• WHAT YOU NEED TO DO:
Omit every picture while repeating the entries exactly.

Items from a dataset:
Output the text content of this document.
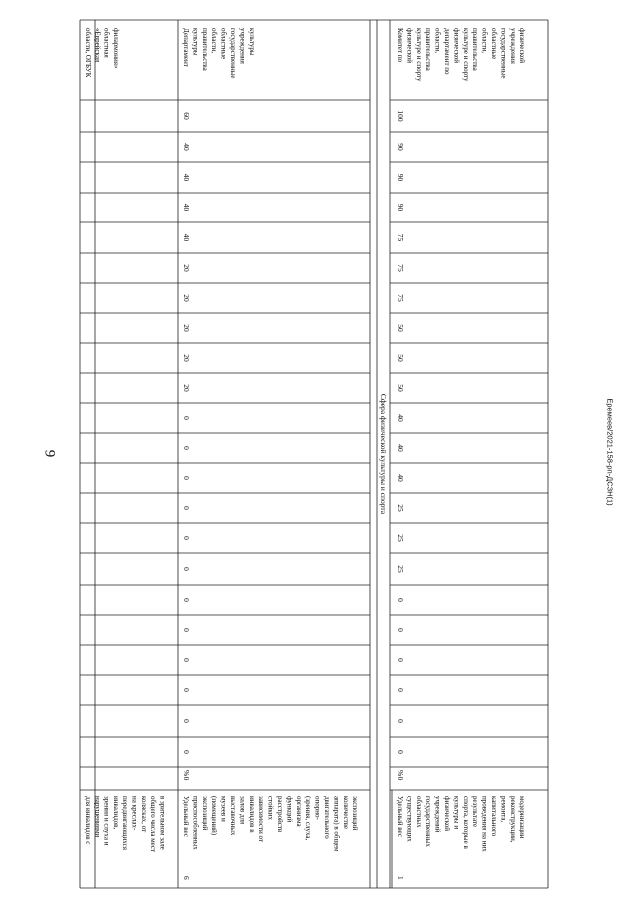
9	Еремеев/2021-158-рп-ДСЗН(1)
для инвалидов с нарушениями зрения и слуха и инвалидов, передвигающихся на креслах- колясках, от общего числа мест в зрительном зале
области, ОГБУК «Еврейская областная филармония»
6
Удельный вес приспособленных экспозиций (помещений) музеев и выставочных залов для инвалидов в зависимости от стойких расстройств функций организма (зрения, слуха, опорно- двигательного аппарата) в общем количестве экспозиций
%
0
0
0
0
0
0
0
0
0
0
0
0
0
20
20
20
20
20
40
40
40
40
60
Департамент культуры правительства области, областные государственные учреждения культуры
Сфера физической культуры и спорта
1
Удельный вес существующих областных государственных учреждений физической культуры и спорта, которые в результате проведения на них капитального ремонта, реконструкции, модернизации
%
0
0
0
0
0
0
0
25
25
25
40
40
40
50
50
50
75
75
75
90
90
90
100
Комитет по физической культуре и спорту правительства области, департамент по физической культуре и спорту правительства области, областные государственные учреждения физической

• TASK SOLUTION:
Output the text content of this document.
9	Еремеев/2021-158-рп-ДСЗН(1)
для инвалидов с нарушениями зрения и слуха и инвалидов, передвигающихся на креслах- колясках, от общего числа мест в зрительном зале
области, ОГБУК «Еврейская областная филармония»
6
Удельный вес приспособленных экспозиций (помещений) музеев и выставочных залов для инвалидов в зависимости от стойких расстройств функций организма (зрения, слуха, опорно- двигательного аппарата) в общем количестве экспозиций
%
0
0
0
0
0
0
0
0
0
0
0
0
0
20
20
20
20
20
40
40
40
40
60
Департамент культуры правительства области, областные государственные учреждения культуры
Сфера физической культуры и спорта
1
Удельный вес существующих областных государственных учреждений физической культуры и спорта, которые в результате проведения на них капитального ремонта, реконструкции, модернизации
%
0
0
0
0
0
0
0
25
25
25
40
40
40
50
50
50
75
75
75
90
90
90
100
Комитет по физической культуре и спорту правительства области, департамент по физической культуре и спорту правительства области, областные государственные учреждения физической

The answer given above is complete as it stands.